(Raw records)
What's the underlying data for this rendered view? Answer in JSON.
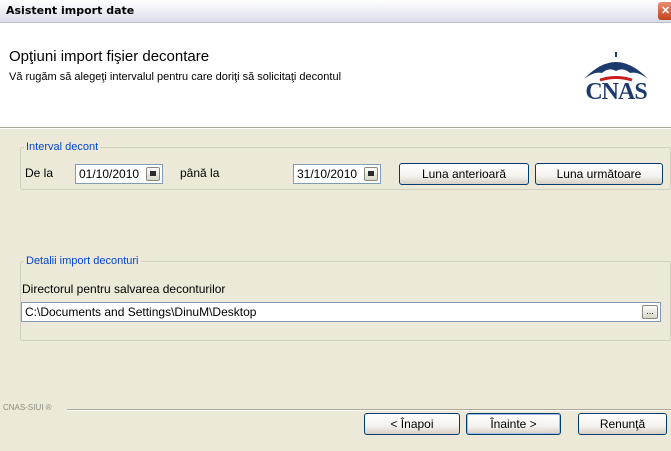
{
  "window": {
    "title": "Asistent import date"
  },
  "header": {
    "title": "Opţiuni import fişier decontare",
    "subtitle": "Vă rugăm să alegeţi intervalul pentru care doriţi să solicitaţi decontul",
    "logo_text": "CNAS"
  },
  "interval": {
    "legend": "Interval decont",
    "from_label": "De la",
    "from_value": "01/10/2010",
    "to_label": "până la",
    "to_value": "31/10/2010",
    "prev_month_button": "Luna anterioară",
    "next_month_button": "Luna următoare"
  },
  "import_details": {
    "legend": "Detalii import deconturi",
    "dir_label": "Directorul pentru salvarea deconturilor",
    "dir_value": "C:\\Documents and Settings\\DinuM\\Desktop",
    "browse_label": "..."
  },
  "footer": {
    "brand": "CNAS-SIUI ®",
    "back_button": "< Înapoi",
    "next_button": "Înainte >",
    "cancel_button": "Renunţă"
  },
  "colors": {
    "legend": "#0046d5",
    "window_bg": "#ece9d8",
    "button_border": "#003c74"
  }
}
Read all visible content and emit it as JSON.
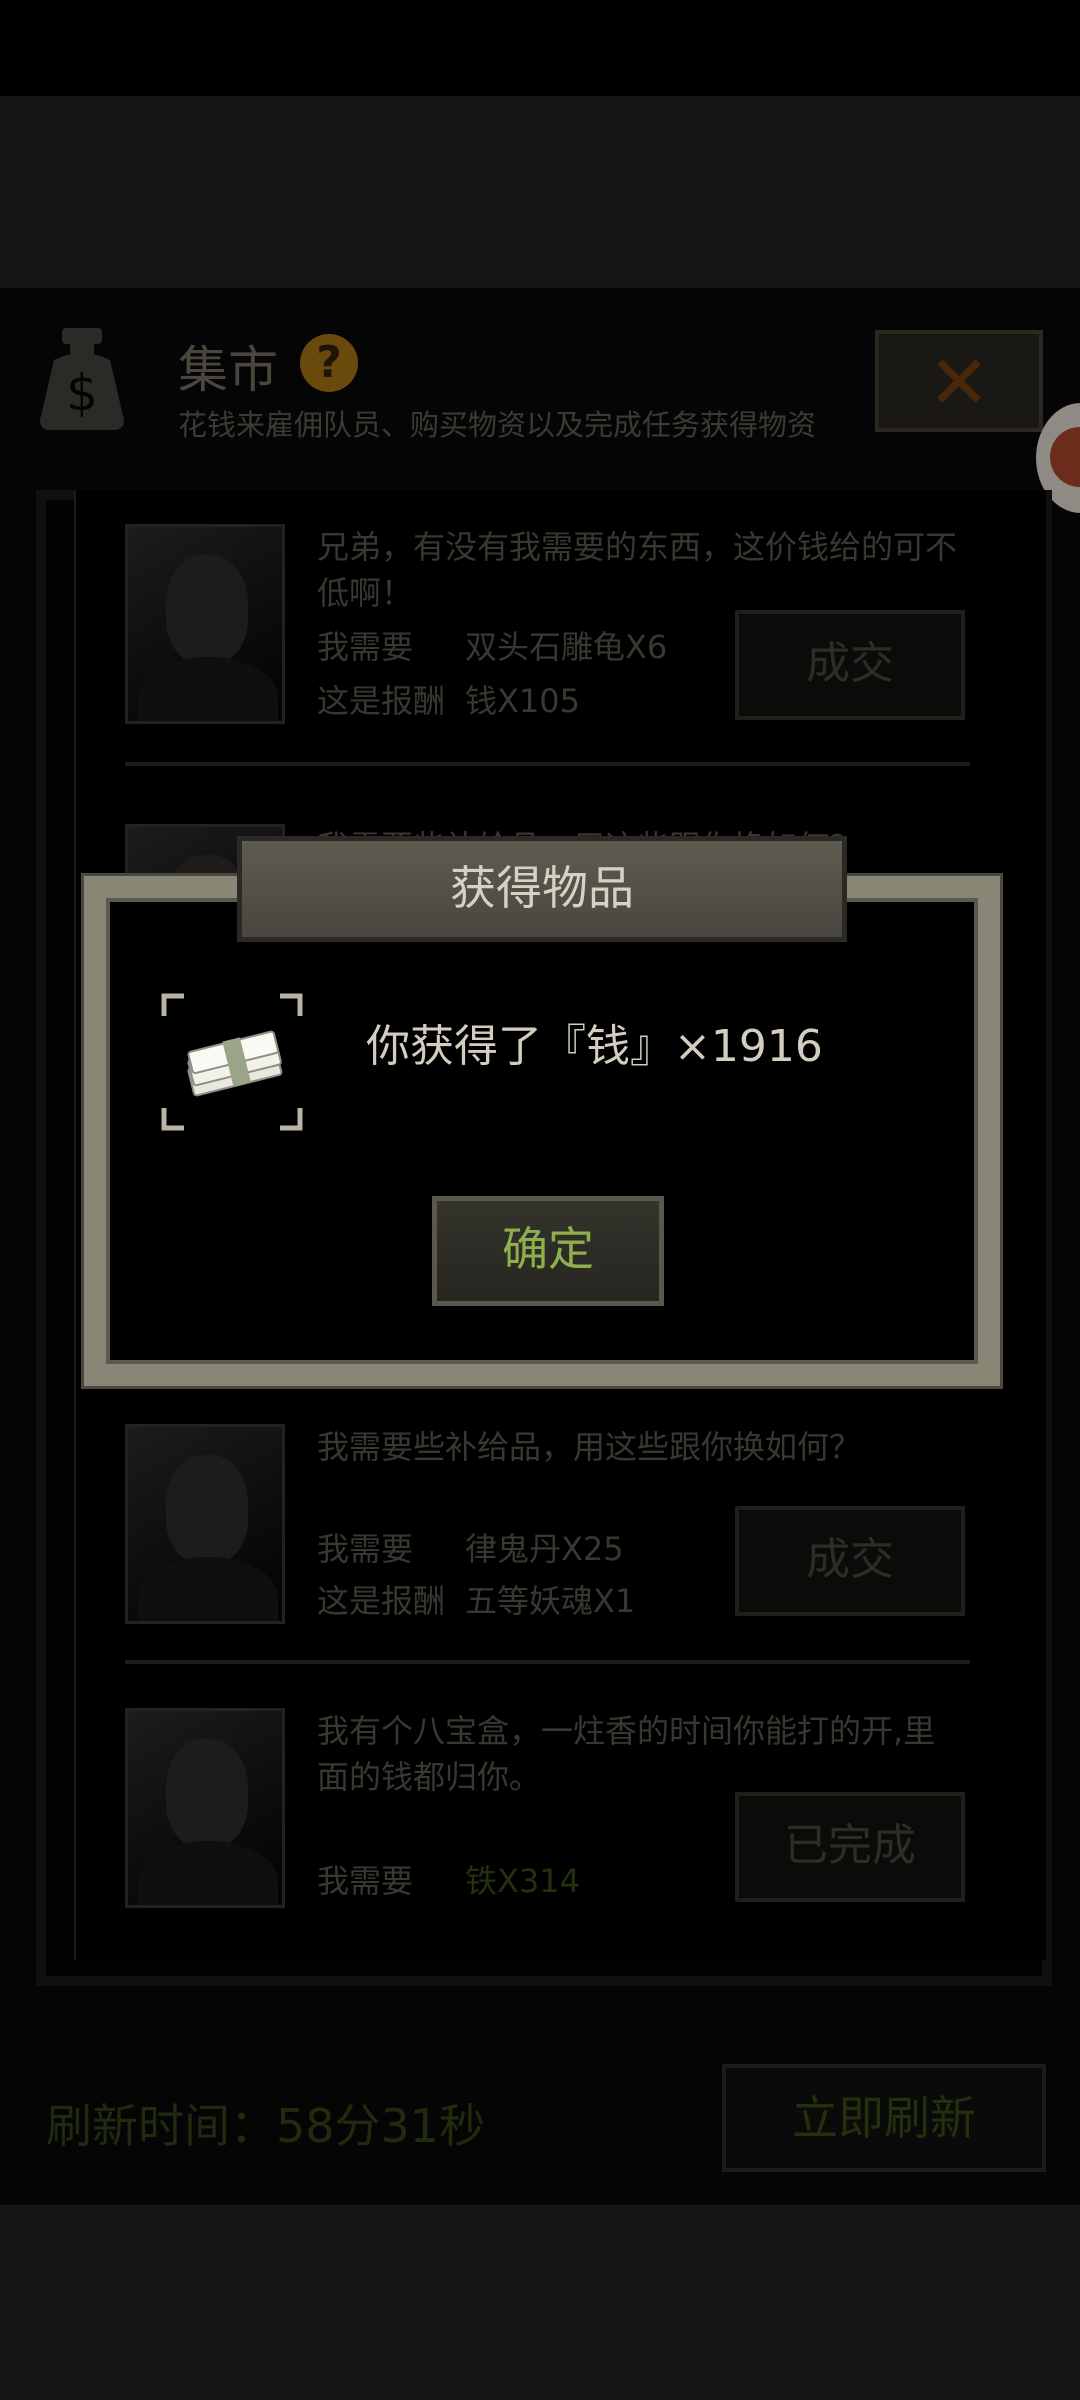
{
  "market": {
    "title": "集市",
    "subtitle": "花钱来雇佣队员、购买物资以及完成任务获得物资",
    "close_label": "✕",
    "help_label": "?"
  },
  "trades": [
    {
      "text": "兄弟，有没有我需要的东西，这价钱给的可不低啊！",
      "need_label": "我需要",
      "need_value": "双头石雕龟X6",
      "reward_label": "这是报酬",
      "reward_value": "钱X105",
      "button": "成交"
    },
    {
      "text": "我需要些补给品，用这些跟你换如何？",
      "need_label": "",
      "need_value": "",
      "reward_label": "",
      "reward_value": "",
      "button": ""
    },
    {
      "text": "我需要些补给品，用这些跟你换如何？",
      "need_label": "我需要",
      "need_value": "律鬼丹X25",
      "reward_label": "这是报酬",
      "reward_value": "五等妖魂X1",
      "button": "成交"
    },
    {
      "text": "我有个八宝盒，一炷香的时间你能打的开,里面的钱都归你。",
      "need_label": "我需要",
      "need_value": "铁X314",
      "reward_label": "",
      "reward_value": "",
      "button": "已完成"
    }
  ],
  "footer": {
    "refresh_time": "刷新时间：58分31秒",
    "refresh_button": "立即刷新"
  },
  "dialog": {
    "title": "获得物品",
    "message": "你获得了『钱』×1916",
    "ok_button": "确定"
  },
  "colors": {
    "accent_green": "#8db04c",
    "frame": "#8a8676",
    "help_gold": "#6a4a0c"
  }
}
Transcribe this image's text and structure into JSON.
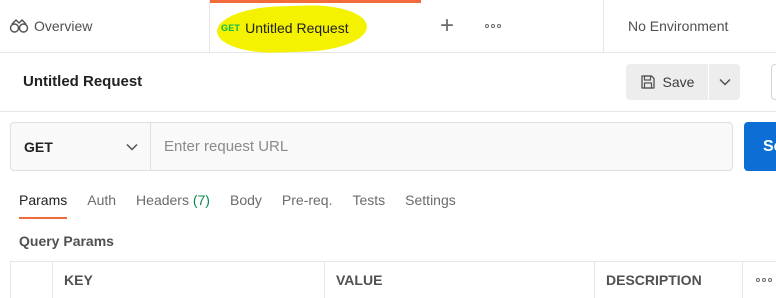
{
  "tabs": {
    "overview_label": "Overview",
    "active": {
      "method": "GET",
      "title": "Untitled Request"
    },
    "new_tab_symbol": "+",
    "environment": "No Environment"
  },
  "request": {
    "title": "Untitled Request",
    "save_label": "Save",
    "method": "GET",
    "url_placeholder": "Enter request URL",
    "url_value": "",
    "send_label": "Send"
  },
  "request_tabs": [
    {
      "label": "Params",
      "active": true
    },
    {
      "label": "Auth"
    },
    {
      "label": "Headers",
      "count": "(7)"
    },
    {
      "label": "Body"
    },
    {
      "label": "Pre-req."
    },
    {
      "label": "Tests"
    },
    {
      "label": "Settings"
    }
  ],
  "params": {
    "title": "Query Params",
    "columns": [
      "KEY",
      "VALUE",
      "DESCRIPTION"
    ]
  },
  "colors": {
    "accent": "#f26b3a",
    "highlight": "#f4f200",
    "send": "#0d6fd6",
    "get_method": "#0cbb52"
  },
  "icons": [
    "overview-icon",
    "plus-icon",
    "more-icon",
    "save-icon",
    "chevron-down-icon"
  ]
}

**BRIEF**
Omitting all images, print the listing exactly.

**REPLY TO THE EXERCISE**
What's the underlying data for this rendered view? Answer in JSON.
{
  "window": {
    "title": "Asistent import date"
  },
  "header": {
    "title": "Opţiuni import fişier decontare",
    "subtitle": "Vă rugăm să alegeţi intervalul pentru care doriţi să solicitaţi decontul",
    "logo_text": "CNAS"
  },
  "interval": {
    "legend": "Interval decont",
    "from_label": "De la",
    "from_value": "01/10/2010",
    "to_label": "până la",
    "to_value": "31/10/2010",
    "prev_month_button": "Luna anterioară",
    "next_month_button": "Luna următoare"
  },
  "import_details": {
    "legend": "Detalii import deconturi",
    "dir_label": "Directorul pentru salvarea deconturilor",
    "dir_value": "C:\\Documents and Settings\\DinuM\\Desktop",
    "browse_label": "..."
  },
  "footer": {
    "brand": "CNAS-SIUI ®",
    "back_button": "< Înapoi",
    "next_button": "Înainte >",
    "cancel_button": "Renunţă"
  },
  "colors": {
    "legend": "#0046d5",
    "window_bg": "#ece9d8",
    "button_border": "#003c74"
  }
}
Read all visible content and emit it as JSON.
{
  "market": {
    "title": "集市",
    "subtitle": "花钱来雇佣队员、购买物资以及完成任务获得物资",
    "close_label": "✕",
    "help_label": "?"
  },
  "trades": [
    {
      "text": "兄弟，有没有我需要的东西，这价钱给的可不低啊！",
      "need_label": "我需要",
      "need_value": "双头石雕龟X6",
      "reward_label": "这是报酬",
      "reward_value": "钱X105",
      "button": "成交"
    },
    {
      "text": "我需要些补给品，用这些跟你换如何？",
      "need_label": "",
      "need_value": "",
      "reward_label": "",
      "reward_value": "",
      "button": ""
    },
    {
      "text": "我需要些补给品，用这些跟你换如何？",
      "need_label": "我需要",
      "need_value": "律鬼丹X25",
      "reward_label": "这是报酬",
      "reward_value": "五等妖魂X1",
      "button": "成交"
    },
    {
      "text": "我有个八宝盒，一炷香的时间你能打的开,里面的钱都归你。",
      "need_label": "我需要",
      "need_value": "铁X314",
      "reward_label": "",
      "reward_value": "",
      "button": "已完成"
    }
  ],
  "footer": {
    "refresh_time": "刷新时间：58分31秒",
    "refresh_button": "立即刷新"
  },
  "dialog": {
    "title": "获得物品",
    "message": "你获得了『钱』×1916",
    "ok_button": "确定"
  },
  "colors": {
    "accent_green": "#8db04c",
    "frame": "#8a8676",
    "help_gold": "#6a4a0c"
  }
}
Transcribe this image's text and structure into JSON.
{
  "tabs": {
    "overview_label": "Overview",
    "active": {
      "method": "GET",
      "title": "Untitled Request"
    },
    "new_tab_symbol": "+",
    "environment": "No Environment"
  },
  "request": {
    "title": "Untitled Request",
    "save_label": "Save",
    "method": "GET",
    "url_placeholder": "Enter request URL",
    "url_value": "",
    "send_label": "Send"
  },
  "request_tabs": [
    {
      "label": "Params",
      "active": true
    },
    {
      "label": "Auth"
    },
    {
      "label": "Headers",
      "count": "(7)"
    },
    {
      "label": "Body"
    },
    {
      "label": "Pre-req."
    },
    {
      "label": "Tests"
    },
    {
      "label": "Settings"
    }
  ],
  "params": {
    "title": "Query Params",
    "columns": [
      "KEY",
      "VALUE",
      "DESCRIPTION"
    ]
  },
  "colors": {
    "accent": "#f26b3a",
    "highlight": "#f4f200",
    "send": "#0d6fd6",
    "get_method": "#0cbb52"
  },
  "icons": [
    "overview-icon",
    "plus-icon",
    "more-icon",
    "save-icon",
    "chevron-down-icon"
  ]
}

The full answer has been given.